## [Exercise requirements]
Find the lines holding the string "ylabel" in the data, then copy all of them.

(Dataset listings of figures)
§

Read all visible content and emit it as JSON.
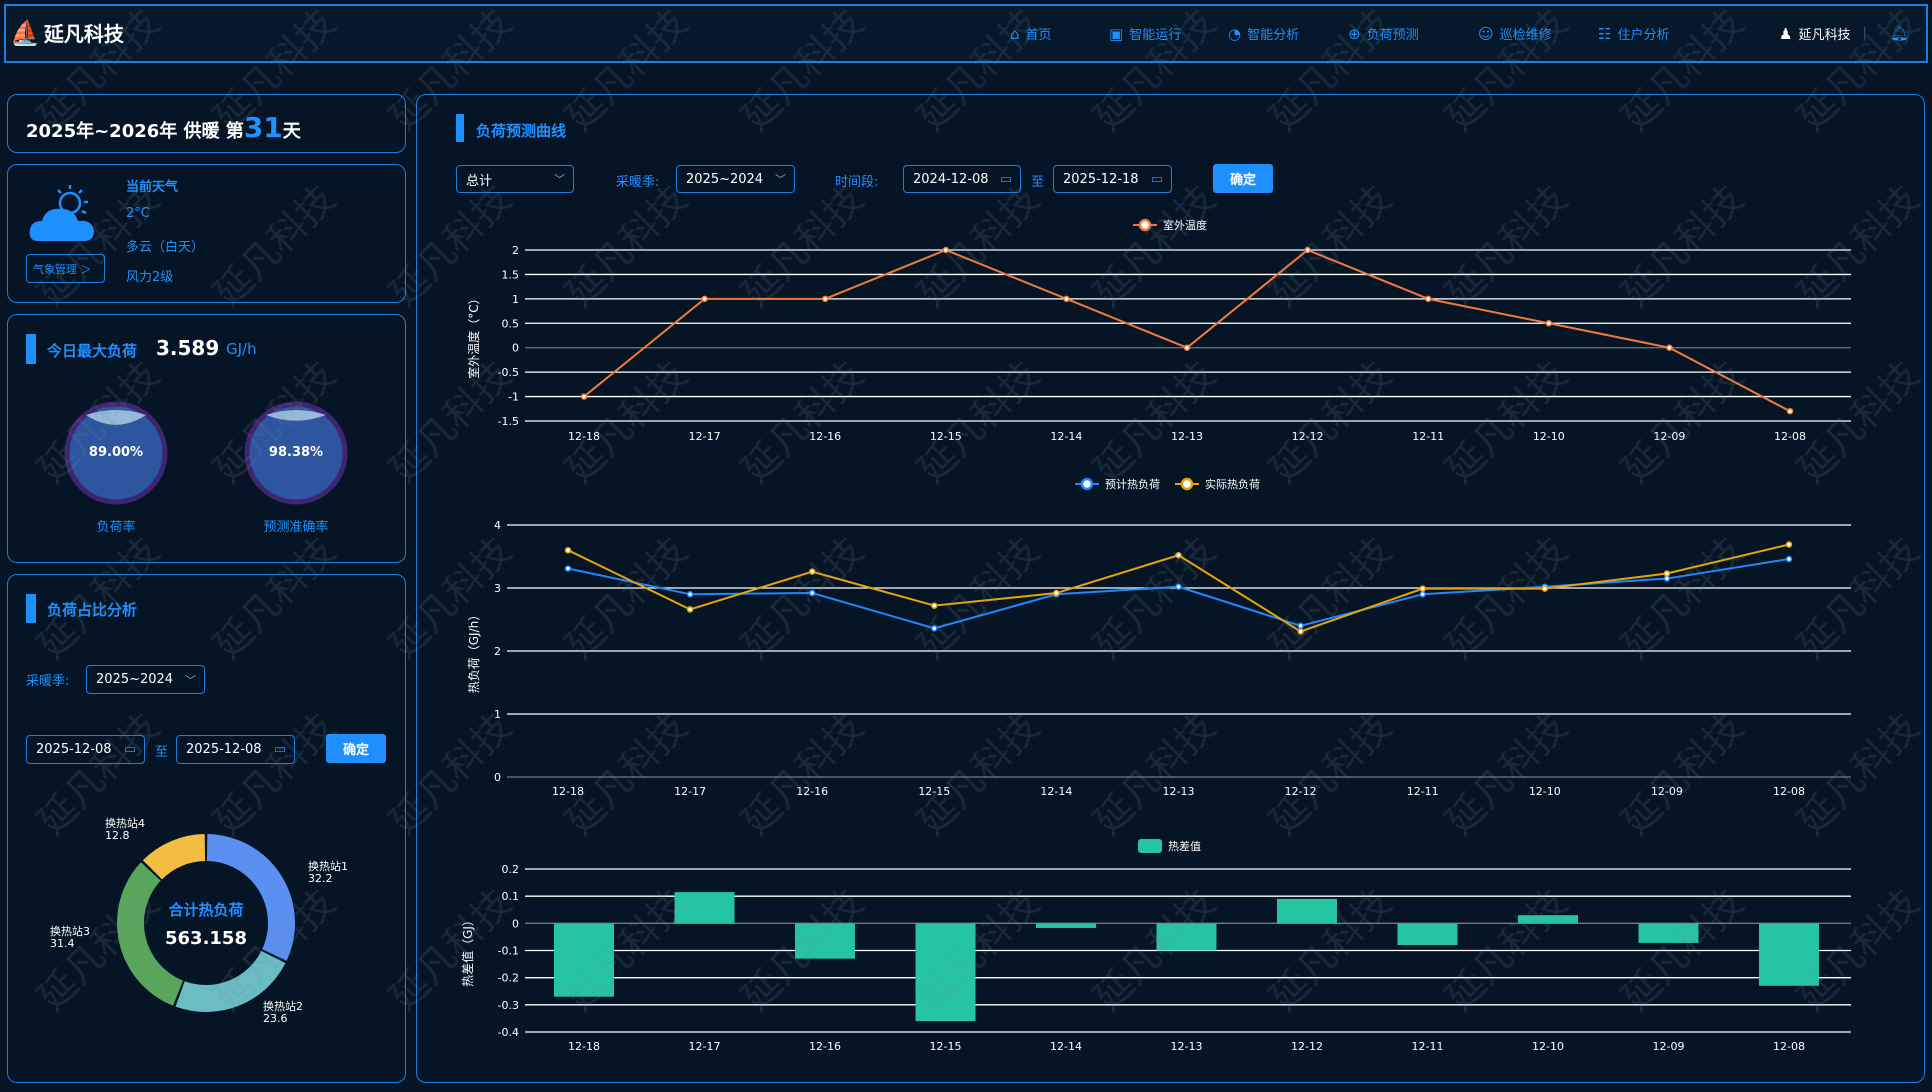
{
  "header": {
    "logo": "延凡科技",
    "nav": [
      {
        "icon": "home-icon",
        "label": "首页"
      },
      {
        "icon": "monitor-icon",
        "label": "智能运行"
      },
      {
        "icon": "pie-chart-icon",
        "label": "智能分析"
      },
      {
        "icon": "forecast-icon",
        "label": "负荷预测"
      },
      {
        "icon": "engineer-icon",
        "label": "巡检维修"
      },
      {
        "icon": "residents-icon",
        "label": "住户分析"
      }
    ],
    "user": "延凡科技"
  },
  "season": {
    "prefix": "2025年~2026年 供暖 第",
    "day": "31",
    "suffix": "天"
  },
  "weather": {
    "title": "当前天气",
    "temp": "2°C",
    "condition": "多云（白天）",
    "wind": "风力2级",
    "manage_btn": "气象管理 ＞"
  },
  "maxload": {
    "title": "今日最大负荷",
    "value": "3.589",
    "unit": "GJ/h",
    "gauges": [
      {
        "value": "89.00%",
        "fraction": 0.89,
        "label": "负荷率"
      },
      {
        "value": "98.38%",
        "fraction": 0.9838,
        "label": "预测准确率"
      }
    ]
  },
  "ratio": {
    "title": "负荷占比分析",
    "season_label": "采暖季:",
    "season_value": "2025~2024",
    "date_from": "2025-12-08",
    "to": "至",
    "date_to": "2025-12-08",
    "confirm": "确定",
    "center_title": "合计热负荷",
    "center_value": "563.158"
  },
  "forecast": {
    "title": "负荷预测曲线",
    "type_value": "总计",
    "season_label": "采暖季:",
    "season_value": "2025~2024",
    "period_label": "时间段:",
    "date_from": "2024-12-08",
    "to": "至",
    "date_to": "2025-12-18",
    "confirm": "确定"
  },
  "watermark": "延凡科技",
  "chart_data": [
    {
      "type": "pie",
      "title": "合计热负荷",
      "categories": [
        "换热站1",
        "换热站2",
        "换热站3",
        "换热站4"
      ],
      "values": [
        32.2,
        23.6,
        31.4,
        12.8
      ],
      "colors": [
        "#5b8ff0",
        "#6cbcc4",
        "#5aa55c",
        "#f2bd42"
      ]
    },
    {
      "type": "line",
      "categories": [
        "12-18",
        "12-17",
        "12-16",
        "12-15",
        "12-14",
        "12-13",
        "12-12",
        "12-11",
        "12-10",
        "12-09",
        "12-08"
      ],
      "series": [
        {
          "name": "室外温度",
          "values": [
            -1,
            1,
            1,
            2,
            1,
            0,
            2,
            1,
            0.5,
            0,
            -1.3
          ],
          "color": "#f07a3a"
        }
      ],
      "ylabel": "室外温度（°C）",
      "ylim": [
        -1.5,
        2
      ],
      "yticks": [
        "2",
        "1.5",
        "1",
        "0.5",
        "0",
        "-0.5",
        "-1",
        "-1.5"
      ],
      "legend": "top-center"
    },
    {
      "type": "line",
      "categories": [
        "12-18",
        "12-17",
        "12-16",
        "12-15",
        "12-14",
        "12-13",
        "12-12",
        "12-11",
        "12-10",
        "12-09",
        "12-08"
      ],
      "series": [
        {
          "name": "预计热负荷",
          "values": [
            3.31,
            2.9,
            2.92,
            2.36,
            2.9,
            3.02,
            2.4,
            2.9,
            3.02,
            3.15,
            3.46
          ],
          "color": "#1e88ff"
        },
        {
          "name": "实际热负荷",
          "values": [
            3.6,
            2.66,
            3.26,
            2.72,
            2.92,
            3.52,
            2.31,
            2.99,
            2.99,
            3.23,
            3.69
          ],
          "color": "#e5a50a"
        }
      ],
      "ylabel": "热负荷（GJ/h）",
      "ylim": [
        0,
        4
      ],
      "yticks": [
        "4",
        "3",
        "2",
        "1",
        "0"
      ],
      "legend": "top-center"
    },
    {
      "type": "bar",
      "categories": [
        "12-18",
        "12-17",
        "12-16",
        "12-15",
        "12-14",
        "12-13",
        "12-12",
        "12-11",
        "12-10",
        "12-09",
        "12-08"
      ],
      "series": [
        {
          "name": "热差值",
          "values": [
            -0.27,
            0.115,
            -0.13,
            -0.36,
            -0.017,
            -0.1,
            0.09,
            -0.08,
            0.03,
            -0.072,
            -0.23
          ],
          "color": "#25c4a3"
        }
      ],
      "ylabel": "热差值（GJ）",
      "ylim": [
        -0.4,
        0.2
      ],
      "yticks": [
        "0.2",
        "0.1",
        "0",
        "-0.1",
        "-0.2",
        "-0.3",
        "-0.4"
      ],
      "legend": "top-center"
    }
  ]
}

§

## [Output below]
      "ylabel": "室外温度（°C）",
      "ylabel": "热负荷（GJ/h）",
      "ylabel": "热差值（GJ）",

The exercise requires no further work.